## DIRECTION
The records should be written out in full, with nothing altered.

# PROVIDED DATA start

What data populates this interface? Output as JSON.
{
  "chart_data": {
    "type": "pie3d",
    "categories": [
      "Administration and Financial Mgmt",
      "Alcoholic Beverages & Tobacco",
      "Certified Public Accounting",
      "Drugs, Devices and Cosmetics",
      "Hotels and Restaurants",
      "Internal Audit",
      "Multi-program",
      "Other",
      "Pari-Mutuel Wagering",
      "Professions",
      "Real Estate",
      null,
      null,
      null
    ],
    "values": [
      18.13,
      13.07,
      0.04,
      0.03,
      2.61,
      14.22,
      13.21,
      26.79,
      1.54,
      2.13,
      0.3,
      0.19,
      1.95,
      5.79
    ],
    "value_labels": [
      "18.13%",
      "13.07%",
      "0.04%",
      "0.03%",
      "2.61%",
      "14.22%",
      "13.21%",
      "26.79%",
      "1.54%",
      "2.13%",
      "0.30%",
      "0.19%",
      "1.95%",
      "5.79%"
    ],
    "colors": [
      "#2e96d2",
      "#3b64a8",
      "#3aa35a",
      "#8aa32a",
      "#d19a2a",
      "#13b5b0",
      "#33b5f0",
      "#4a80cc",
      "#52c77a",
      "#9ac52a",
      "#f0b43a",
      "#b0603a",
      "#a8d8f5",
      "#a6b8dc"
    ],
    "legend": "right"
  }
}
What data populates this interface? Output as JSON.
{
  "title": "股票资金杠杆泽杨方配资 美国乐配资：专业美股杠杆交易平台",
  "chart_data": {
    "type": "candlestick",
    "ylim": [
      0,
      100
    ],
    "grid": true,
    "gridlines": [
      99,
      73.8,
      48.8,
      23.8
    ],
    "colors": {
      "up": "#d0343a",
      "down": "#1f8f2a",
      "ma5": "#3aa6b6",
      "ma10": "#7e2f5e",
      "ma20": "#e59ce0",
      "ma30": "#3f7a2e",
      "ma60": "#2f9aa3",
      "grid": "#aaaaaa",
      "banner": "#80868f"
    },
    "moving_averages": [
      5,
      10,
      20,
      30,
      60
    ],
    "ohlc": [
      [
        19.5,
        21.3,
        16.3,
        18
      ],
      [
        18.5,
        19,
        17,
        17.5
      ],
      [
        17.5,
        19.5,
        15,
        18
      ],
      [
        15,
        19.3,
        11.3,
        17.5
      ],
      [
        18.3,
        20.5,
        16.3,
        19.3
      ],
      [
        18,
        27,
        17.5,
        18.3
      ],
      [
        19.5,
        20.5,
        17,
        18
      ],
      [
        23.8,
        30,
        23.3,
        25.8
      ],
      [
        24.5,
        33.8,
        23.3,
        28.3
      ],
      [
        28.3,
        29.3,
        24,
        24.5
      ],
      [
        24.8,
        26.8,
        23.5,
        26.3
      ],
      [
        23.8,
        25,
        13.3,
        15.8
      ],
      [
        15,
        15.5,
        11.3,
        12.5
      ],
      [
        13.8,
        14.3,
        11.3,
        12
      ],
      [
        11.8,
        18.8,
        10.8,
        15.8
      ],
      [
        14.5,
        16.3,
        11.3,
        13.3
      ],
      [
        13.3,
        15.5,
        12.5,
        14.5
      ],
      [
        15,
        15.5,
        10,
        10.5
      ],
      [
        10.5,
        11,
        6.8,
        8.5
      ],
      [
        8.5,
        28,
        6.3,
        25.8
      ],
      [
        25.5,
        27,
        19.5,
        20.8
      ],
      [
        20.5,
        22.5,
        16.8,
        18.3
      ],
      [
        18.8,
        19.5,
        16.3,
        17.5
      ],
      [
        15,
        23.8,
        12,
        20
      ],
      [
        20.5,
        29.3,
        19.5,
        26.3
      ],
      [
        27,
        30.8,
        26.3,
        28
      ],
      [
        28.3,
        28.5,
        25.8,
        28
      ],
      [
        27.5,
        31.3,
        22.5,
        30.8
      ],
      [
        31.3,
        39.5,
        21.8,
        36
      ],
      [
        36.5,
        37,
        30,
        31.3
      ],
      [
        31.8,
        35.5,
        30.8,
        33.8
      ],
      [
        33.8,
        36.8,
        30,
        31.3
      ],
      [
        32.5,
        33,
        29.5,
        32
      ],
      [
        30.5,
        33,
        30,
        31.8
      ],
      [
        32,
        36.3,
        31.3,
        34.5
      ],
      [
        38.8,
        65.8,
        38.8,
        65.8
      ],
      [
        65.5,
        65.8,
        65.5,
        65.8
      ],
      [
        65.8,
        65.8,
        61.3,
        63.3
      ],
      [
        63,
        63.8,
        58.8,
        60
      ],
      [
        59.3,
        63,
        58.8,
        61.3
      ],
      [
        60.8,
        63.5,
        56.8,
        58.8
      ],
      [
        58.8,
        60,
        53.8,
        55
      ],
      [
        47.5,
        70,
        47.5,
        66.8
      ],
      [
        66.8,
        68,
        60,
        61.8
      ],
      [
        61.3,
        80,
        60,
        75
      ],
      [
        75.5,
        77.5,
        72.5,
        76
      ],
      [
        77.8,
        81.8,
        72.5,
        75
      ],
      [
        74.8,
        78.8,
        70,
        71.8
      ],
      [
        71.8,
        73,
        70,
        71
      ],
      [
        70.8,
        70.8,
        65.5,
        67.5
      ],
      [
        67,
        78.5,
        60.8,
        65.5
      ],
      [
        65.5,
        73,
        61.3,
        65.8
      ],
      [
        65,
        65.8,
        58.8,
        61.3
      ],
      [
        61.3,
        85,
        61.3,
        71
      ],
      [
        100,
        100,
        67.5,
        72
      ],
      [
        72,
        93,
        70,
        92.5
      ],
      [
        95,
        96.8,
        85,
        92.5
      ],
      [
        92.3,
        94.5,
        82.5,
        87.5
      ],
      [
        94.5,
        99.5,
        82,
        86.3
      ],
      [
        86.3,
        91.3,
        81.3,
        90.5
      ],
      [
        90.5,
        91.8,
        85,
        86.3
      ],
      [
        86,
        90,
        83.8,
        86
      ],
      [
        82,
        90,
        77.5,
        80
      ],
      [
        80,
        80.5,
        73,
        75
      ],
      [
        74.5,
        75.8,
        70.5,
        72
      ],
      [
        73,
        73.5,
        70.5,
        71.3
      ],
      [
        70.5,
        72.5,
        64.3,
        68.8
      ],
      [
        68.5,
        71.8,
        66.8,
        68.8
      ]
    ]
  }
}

# PROVIDED DATA end

## CORRECT RESPONSE
What data populates this interface? Output as JSON.
{
  "chart_data": {
    "type": "pie3d",
    "categories": [
      "Administration and Financial Mgmt",
      "Alcoholic Beverages & Tobacco",
      "Certified Public Accounting",
      "Drugs, Devices and Cosmetics",
      "Hotels and Restaurants",
      "Internal Audit",
      "Multi-program",
      "Other",
      "Pari-Mutuel Wagering",
      "Professions",
      "Real Estate",
      null,
      null,
      null
    ],
    "values": [
      18.13,
      13.07,
      0.04,
      0.03,
      2.61,
      14.22,
      13.21,
      26.79,
      1.54,
      2.13,
      0.3,
      0.19,
      1.95,
      5.79
    ],
    "value_labels": [
      "18.13%",
      "13.07%",
      "0.04%",
      "0.03%",
      "2.61%",
      "14.22%",
      "13.21%",
      "26.79%",
      "1.54%",
      "2.13%",
      "0.30%",
      "0.19%",
      "1.95%",
      "5.79%"
    ],
    "colors": [
      "#2e96d2",
      "#3b64a8",
      "#3aa35a",
      "#8aa32a",
      "#d19a2a",
      "#13b5b0",
      "#33b5f0",
      "#4a80cc",
      "#52c77a",
      "#9ac52a",
      "#f0b43a",
      "#b0603a",
      "#a8d8f5",
      "#a6b8dc"
    ],
    "legend": "right"
  }
}
What data populates this interface? Output as JSON.
{
  "title": "股票资金杠杆泽杨方配资 美国乐配资：专业美股杠杆交易平台",
  "chart_data": {
    "type": "candlestick",
    "ylim": [
      0,
      100
    ],
    "grid": true,
    "gridlines": [
      99,
      73.8,
      48.8,
      23.8
    ],
    "colors": {
      "up": "#d0343a",
      "down": "#1f8f2a",
      "ma5": "#3aa6b6",
      "ma10": "#7e2f5e",
      "ma20": "#e59ce0",
      "ma30": "#3f7a2e",
      "ma60": "#2f9aa3",
      "grid": "#aaaaaa",
      "banner": "#80868f"
    },
    "moving_averages": [
      5,
      10,
      20,
      30,
      60
    ],
    "ohlc": [
      [
        19.5,
        21.3,
        16.3,
        18
      ],
      [
        18.5,
        19,
        17,
        17.5
      ],
      [
        17.5,
        19.5,
        15,
        18
      ],
      [
        15,
        19.3,
        11.3,
        17.5
      ],
      [
        18.3,
        20.5,
        16.3,
        19.3
      ],
      [
        18,
        27,
        17.5,
        18.3
      ],
      [
        19.5,
        20.5,
        17,
        18
      ],
      [
        23.8,
        30,
        23.3,
        25.8
      ],
      [
        24.5,
        33.8,
        23.3,
        28.3
      ],
      [
        28.3,
        29.3,
        24,
        24.5
      ],
      [
        24.8,
        26.8,
        23.5,
        26.3
      ],
      [
        23.8,
        25,
        13.3,
        15.8
      ],
      [
        15,
        15.5,
        11.3,
        12.5
      ],
      [
        13.8,
        14.3,
        11.3,
        12
      ],
      [
        11.8,
        18.8,
        10.8,
        15.8
      ],
      [
        14.5,
        16.3,
        11.3,
        13.3
      ],
      [
        13.3,
        15.5,
        12.5,
        14.5
      ],
      [
        15,
        15.5,
        10,
        10.5
      ],
      [
        10.5,
        11,
        6.8,
        8.5
      ],
      [
        8.5,
        28,
        6.3,
        25.8
      ],
      [
        25.5,
        27,
        19.5,
        20.8
      ],
      [
        20.5,
        22.5,
        16.8,
        18.3
      ],
      [
        18.8,
        19.5,
        16.3,
        17.5
      ],
      [
        15,
        23.8,
        12,
        20
      ],
      [
        20.5,
        29.3,
        19.5,
        26.3
      ],
      [
        27,
        30.8,
        26.3,
        28
      ],
      [
        28.3,
        28.5,
        25.8,
        28
      ],
      [
        27.5,
        31.3,
        22.5,
        30.8
      ],
      [
        31.3,
        39.5,
        21.8,
        36
      ],
      [
        36.5,
        37,
        30,
        31.3
      ],
      [
        31.8,
        35.5,
        30.8,
        33.8
      ],
      [
        33.8,
        36.8,
        30,
        31.3
      ],
      [
        32.5,
        33,
        29.5,
        32
      ],
      [
        30.5,
        33,
        30,
        31.8
      ],
      [
        32,
        36.3,
        31.3,
        34.5
      ],
      [
        38.8,
        65.8,
        38.8,
        65.8
      ],
      [
        65.5,
        65.8,
        65.5,
        65.8
      ],
      [
        65.8,
        65.8,
        61.3,
        63.3
      ],
      [
        63,
        63.8,
        58.8,
        60
      ],
      [
        59.3,
        63,
        58.8,
        61.3
      ],
      [
        60.8,
        63.5,
        56.8,
        58.8
      ],
      [
        58.8,
        60,
        53.8,
        55
      ],
      [
        47.5,
        70,
        47.5,
        66.8
      ],
      [
        66.8,
        68,
        60,
        61.8
      ],
      [
        61.3,
        80,
        60,
        75
      ],
      [
        75.5,
        77.5,
        72.5,
        76
      ],
      [
        77.8,
        81.8,
        72.5,
        75
      ],
      [
        74.8,
        78.8,
        70,
        71.8
      ],
      [
        71.8,
        73,
        70,
        71
      ],
      [
        70.8,
        70.8,
        65.5,
        67.5
      ],
      [
        67,
        78.5,
        60.8,
        65.5
      ],
      [
        65.5,
        73,
        61.3,
        65.8
      ],
      [
        65,
        65.8,
        58.8,
        61.3
      ],
      [
        61.3,
        85,
        61.3,
        71
      ],
      [
        100,
        100,
        67.5,
        72
      ],
      [
        72,
        93,
        70,
        92.5
      ],
      [
        95,
        96.8,
        85,
        92.5
      ],
      [
        92.3,
        94.5,
        82.5,
        87.5
      ],
      [
        94.5,
        99.5,
        82,
        86.3
      ],
      [
        86.3,
        91.3,
        81.3,
        90.5
      ],
      [
        90.5,
        91.8,
        85,
        86.3
      ],
      [
        86,
        90,
        83.8,
        86
      ],
      [
        82,
        90,
        77.5,
        80
      ],
      [
        80,
        80.5,
        73,
        75
      ],
      [
        74.5,
        75.8,
        70.5,
        72
      ],
      [
        73,
        73.5,
        70.5,
        71.3
      ],
      [
        70.5,
        72.5,
        64.3,
        68.8
      ],
      [
        68.5,
        71.8,
        66.8,
        68.8
      ]
    ]
  }
}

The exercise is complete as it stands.